▶ [Given request]:
Copy the records below exactly as they appear.

▶ [Data excerpts]:
- - -
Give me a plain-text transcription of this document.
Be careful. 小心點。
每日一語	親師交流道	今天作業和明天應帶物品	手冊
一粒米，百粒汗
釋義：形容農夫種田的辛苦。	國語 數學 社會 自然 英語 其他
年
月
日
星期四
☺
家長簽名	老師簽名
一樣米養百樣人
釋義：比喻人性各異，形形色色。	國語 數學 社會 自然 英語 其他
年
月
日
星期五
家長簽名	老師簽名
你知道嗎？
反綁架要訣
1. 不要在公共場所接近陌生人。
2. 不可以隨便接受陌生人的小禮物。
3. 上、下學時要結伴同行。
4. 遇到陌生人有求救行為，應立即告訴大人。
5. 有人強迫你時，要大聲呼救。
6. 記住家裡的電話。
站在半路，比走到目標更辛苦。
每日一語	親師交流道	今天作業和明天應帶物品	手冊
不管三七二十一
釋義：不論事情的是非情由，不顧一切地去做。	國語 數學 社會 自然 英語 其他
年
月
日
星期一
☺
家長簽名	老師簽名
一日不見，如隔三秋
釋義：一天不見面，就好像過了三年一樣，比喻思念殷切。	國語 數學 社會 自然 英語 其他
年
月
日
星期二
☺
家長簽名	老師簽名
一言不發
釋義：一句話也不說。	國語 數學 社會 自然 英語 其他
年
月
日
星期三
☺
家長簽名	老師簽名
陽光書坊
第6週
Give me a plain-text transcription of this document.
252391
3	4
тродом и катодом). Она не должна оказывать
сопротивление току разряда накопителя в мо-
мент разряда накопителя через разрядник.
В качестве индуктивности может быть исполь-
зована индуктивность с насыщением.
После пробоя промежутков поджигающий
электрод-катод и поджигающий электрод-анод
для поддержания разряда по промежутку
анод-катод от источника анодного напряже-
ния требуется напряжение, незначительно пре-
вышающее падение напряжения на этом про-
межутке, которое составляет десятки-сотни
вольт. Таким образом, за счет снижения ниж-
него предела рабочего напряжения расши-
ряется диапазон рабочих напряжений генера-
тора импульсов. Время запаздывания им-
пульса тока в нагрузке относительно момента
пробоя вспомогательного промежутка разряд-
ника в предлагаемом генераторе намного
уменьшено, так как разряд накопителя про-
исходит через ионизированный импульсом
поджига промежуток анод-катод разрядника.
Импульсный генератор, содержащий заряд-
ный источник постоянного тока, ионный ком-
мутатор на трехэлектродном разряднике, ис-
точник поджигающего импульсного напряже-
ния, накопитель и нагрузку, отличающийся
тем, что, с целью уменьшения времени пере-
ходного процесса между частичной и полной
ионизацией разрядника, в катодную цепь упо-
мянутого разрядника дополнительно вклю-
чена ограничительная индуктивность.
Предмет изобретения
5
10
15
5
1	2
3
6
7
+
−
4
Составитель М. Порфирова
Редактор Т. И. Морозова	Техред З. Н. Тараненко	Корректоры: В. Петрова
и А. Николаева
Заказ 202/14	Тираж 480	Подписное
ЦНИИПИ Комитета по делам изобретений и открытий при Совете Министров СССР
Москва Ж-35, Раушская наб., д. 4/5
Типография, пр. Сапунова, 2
- - -
▶ [Written solution]:
Give me a plain-text transcription of this document.
Be careful. 小心點。
每日一語	親師交流道	今天作業和明天應帶物品	手冊
一粒米，百粒汗
釋義：形容農夫種田的辛苦。	國語 數學 社會 自然 英語 其他
年
月
日
星期四
☺
家長簽名	老師簽名
一樣米養百樣人
釋義：比喻人性各異，形形色色。	國語 數學 社會 自然 英語 其他
年
月
日
星期五
家長簽名	老師簽名
你知道嗎？
反綁架要訣
1. 不要在公共場所接近陌生人。
2. 不可以隨便接受陌生人的小禮物。
3. 上、下學時要結伴同行。
4. 遇到陌生人有求救行為，應立即告訴大人。
5. 有人強迫你時，要大聲呼救。
6. 記住家裡的電話。
站在半路，比走到目標更辛苦。
每日一語	親師交流道	今天作業和明天應帶物品	手冊
不管三七二十一
釋義：不論事情的是非情由，不顧一切地去做。	國語 數學 社會 自然 英語 其他
年
月
日
星期一
☺
家長簽名	老師簽名
一日不見，如隔三秋
釋義：一天不見面，就好像過了三年一樣，比喻思念殷切。	國語 數學 社會 自然 英語 其他
年
月
日
星期二
☺
家長簽名	老師簽名
一言不發
釋義：一句話也不說。	國語 數學 社會 自然 英語 其他
年
月
日
星期三
☺
家長簽名	老師簽名
陽光書坊
第6週
Give me a plain-text transcription of this document.
252391
3	4
тродом и катодом). Она не должна оказывать
сопротивление току разряда накопителя в мо-
мент разряда накопителя через разрядник.
В качестве индуктивности может быть исполь-
зована индуктивность с насыщением.
После пробоя промежутков поджигающий
электрод-катод и поджигающий электрод-анод
для поддержания разряда по промежутку
анод-катод от источника анодного напряже-
ния требуется напряжение, незначительно пре-
вышающее падение напряжения на этом про-
межутке, которое составляет десятки-сотни
вольт. Таким образом, за счет снижения ниж-
него предела рабочего напряжения расши-
ряется диапазон рабочих напряжений генера-
тора импульсов. Время запаздывания им-
пульса тока в нагрузке относительно момента
пробоя вспомогательного промежутка разряд-
ника в предлагаемом генераторе намного
уменьшено, так как разряд накопителя про-
исходит через ионизированный импульсом
поджига промежуток анод-катод разрядника.
Импульсный генератор, содержащий заряд-
ный источник постоянного тока, ионный ком-
мутатор на трехэлектродном разряднике, ис-
точник поджигающего импульсного напряже-
ния, накопитель и нагрузку, отличающийся
тем, что, с целью уменьшения времени пере-
ходного процесса между частичной и полной
ионизацией разрядника, в катодную цепь упо-
мянутого разрядника дополнительно вклю-
чена ограничительная индуктивность.
Предмет изобретения
5
10
15
5
1	2
3
6
7
+
−
4
Составитель М. Порфирова
Редактор Т. И. Морозова	Техред З. Н. Тараненко	Корректоры: В. Петрова
и А. Николаева
Заказ 202/14	Тираж 480	Подписное
ЦНИИПИ Комитета по делам изобретений и открытий при Совете Министров СССР
Москва Ж-35, Раушская наб., д. 4/5
Типография, пр. Сапунова, 2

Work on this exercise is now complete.